## AUFGABE UND VORGABEN:
Gib bitte die Stelle aus dem Textauszug über Heinz Niemanns Lesebuch noch einmal wieder: Setze bei den Worten "Heinz Niemann hat" ein und höre nach "letztlich nicht reformfähig." auf. Ersetze darin "Parteimodell" durch "Organisationsmodell".

Heinz Niemann hat mit dem "Lesebuch" versucht, der vermeintlichen Delegitimierung der DDR entgegenzutreten und die Politik der SED sowie die Ursachen ihres Scheiterns aus äußeren und inneren Ursachen zu erklären. Das ist durchaus legitim und auch nicht ein exklusives Verdienst Niemanns. Ausgeblendet hat er jedoch die entscheidende Frage, ob nicht die ideologische Konstruktion der "Partei neuen Typus" nach den Vorstellungen Lenins und Stalins als eine der wesentlichen Ursachen benannt werden muss, die zum Scheitern dieses Gesellschaftsmodells geführt hatte. Denn schließlich galt dieses Parteimodell, nach dem die SED schon früh geformt wurde, als der entscheidende Schlüssel, mit dem eine sozialistische Gesellschaft errichtet werden sollte. Dieses Parteimodell war trotz aller Versuche letztlich nicht reformfähig.


Anmerkung:

[1] Monika Kaiser: Machtwechsel von Ulbricht zu Honecker. Funktionsmechanismen der SED-Diktatur in Konfliktsituationen 1962 bis 1972, Berlin 1997.

## BEREITGESTELLTES MATERIAL:
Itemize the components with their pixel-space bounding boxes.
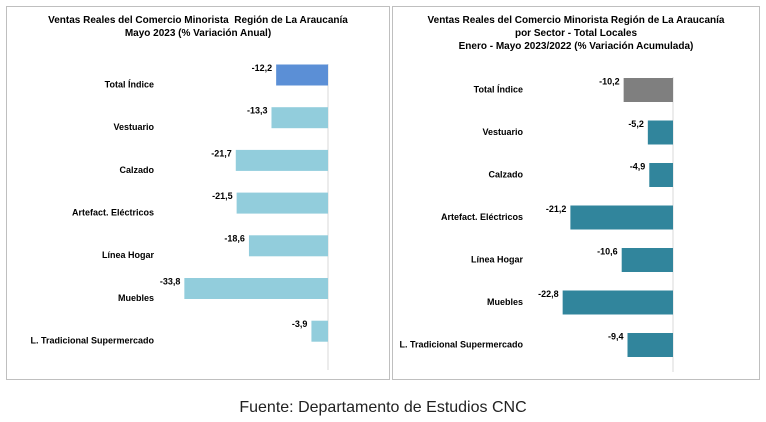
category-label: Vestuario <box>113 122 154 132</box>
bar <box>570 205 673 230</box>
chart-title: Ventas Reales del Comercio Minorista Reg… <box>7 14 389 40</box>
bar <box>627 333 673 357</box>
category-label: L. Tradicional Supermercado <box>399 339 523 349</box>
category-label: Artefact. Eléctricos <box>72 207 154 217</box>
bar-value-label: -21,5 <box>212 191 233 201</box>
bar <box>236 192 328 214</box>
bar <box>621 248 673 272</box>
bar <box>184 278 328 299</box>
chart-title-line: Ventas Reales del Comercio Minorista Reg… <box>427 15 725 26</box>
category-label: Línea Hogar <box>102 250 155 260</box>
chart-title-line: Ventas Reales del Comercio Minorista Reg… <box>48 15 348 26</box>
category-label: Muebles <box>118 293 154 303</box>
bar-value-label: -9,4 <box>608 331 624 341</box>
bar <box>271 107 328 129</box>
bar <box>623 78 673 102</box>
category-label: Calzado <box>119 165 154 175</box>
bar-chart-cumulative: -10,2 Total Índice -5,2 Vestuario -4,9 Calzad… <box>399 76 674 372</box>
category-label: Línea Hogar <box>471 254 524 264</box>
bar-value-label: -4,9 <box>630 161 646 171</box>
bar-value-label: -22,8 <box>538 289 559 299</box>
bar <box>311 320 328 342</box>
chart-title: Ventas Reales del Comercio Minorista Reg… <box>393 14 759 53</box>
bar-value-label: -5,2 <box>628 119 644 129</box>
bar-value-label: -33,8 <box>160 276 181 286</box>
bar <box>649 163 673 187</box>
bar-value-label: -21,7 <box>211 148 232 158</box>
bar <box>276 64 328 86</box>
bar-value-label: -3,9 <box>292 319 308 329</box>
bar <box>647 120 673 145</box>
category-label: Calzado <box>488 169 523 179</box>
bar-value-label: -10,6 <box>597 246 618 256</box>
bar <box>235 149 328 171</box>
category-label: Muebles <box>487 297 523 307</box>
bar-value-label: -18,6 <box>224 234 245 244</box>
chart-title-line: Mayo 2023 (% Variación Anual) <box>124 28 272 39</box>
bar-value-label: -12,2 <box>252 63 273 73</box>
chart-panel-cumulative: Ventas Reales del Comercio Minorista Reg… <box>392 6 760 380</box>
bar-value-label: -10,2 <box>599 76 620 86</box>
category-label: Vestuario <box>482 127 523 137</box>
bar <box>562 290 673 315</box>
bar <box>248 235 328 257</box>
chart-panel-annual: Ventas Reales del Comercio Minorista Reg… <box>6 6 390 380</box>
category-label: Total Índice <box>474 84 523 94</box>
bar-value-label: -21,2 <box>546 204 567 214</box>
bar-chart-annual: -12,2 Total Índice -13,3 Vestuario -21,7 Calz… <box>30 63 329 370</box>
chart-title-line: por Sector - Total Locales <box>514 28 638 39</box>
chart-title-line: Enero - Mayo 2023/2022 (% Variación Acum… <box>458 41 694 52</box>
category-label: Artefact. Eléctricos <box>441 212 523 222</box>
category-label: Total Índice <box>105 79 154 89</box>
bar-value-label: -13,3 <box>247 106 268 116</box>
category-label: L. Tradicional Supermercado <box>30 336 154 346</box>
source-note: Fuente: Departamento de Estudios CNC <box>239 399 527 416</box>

## ERLEDIGTE AUFGABE:
Heinz Niemann hat mit dem "Lesebuch" versucht, der vermeintlichen Delegitimierung der DDR entgegenzutreten und die Politik der SED sowie die Ursachen ihres Scheiterns aus äußeren und inneren Ursachen zu erklären. Das ist durchaus legitim und auch nicht ein exklusives Verdienst Niemanns. Ausgeblendet hat er jedoch die entscheidende Frage, ob nicht die ideologische Konstruktion der "Partei neuen Typus" nach den Vorstellungen Lenins und Stalins als eine der wesentlichen Ursachen benannt werden muss, die zum Scheitern dieses Gesellschaftsmodells geführt hatte. Denn schließlich galt dieses Organisationsmodell, nach dem die SED schon früh geformt wurde, als der entscheidende Schlüssel, mit dem eine sozialistische Gesellschaft errichtet werden sollte. Dieses Organisationsmodell war trotz aller Versuche letztlich nicht reformfähig.